> What this exercise asks
1 - Answer the following from the forum post on Spark master and slave nodes:
(a) On what date was the post sent to the mailing list?
(b) Which shared file system is named as an example?
(c) What connector does the poster ask about installing?
2 - In the records, starting at the first line and ending at the line that contains "overview-month-label: Aug (616, 503, 626, 509)", change "Localize" to "Locate" and leave everything else unchanged.

> Passage
You are viewing a plain text version of this content. The canonical link for it is here.

Posted to user@spark.apache.org by algermissen1971 <al...@icloud.com> on 2015/07/12 21:34:44 UTC

Master vs. Slave Nodes Clarification

Hi,

I have a question that I really have problems with figuring out for myself:

Does the master node in a spark cluster need to be a node similar to the slave nodes or should I rather view it as a coordinating node, that does not need much computing or storage power?

For example, when using Spark Streaming and Checkpointing, would the master node need access to the shared file system (e.g. HDFS)? Or do I only need to mount that on the slaves?
(likewise, if I use the Cassandra-Connector, does that (and C*) need to be installed on the master node, too?)

Or, in other words: is the master just one node of similar cluster nodes, or is it merely a 'small control node', for which sort of any small VM would do?

> Dataset entries

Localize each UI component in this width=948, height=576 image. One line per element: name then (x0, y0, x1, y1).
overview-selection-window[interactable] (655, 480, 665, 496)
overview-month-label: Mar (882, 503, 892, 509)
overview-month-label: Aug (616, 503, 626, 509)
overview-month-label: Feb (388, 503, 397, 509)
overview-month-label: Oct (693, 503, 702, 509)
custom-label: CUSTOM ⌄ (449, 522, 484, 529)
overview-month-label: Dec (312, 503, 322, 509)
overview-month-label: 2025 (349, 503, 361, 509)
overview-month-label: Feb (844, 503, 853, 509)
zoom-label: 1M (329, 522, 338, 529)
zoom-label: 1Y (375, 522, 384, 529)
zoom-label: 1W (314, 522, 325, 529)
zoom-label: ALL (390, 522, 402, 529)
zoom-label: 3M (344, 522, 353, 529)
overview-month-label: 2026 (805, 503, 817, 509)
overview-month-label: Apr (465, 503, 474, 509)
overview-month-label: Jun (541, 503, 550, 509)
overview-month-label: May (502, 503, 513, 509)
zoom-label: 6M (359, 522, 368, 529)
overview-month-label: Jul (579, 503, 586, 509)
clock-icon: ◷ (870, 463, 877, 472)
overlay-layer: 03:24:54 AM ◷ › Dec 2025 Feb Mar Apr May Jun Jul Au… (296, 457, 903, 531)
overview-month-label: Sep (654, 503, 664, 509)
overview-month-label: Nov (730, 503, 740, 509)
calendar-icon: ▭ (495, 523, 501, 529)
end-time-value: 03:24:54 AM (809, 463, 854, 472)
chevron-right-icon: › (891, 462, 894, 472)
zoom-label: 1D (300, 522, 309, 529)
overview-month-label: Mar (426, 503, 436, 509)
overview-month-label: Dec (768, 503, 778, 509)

> Answers given
1 -
(a) 2015/07/12
(b) HDFS
(c) The Cassandra-Connector

2 -
Locate each UI component in this width=948, height=576 image. One line per element: name then (x0, y0, x1, y1).
overview-selection-window[interactable] (655, 480, 665, 496)
overview-month-label: Mar (882, 503, 892, 509)
overview-month-label: Aug (616, 503, 626, 509)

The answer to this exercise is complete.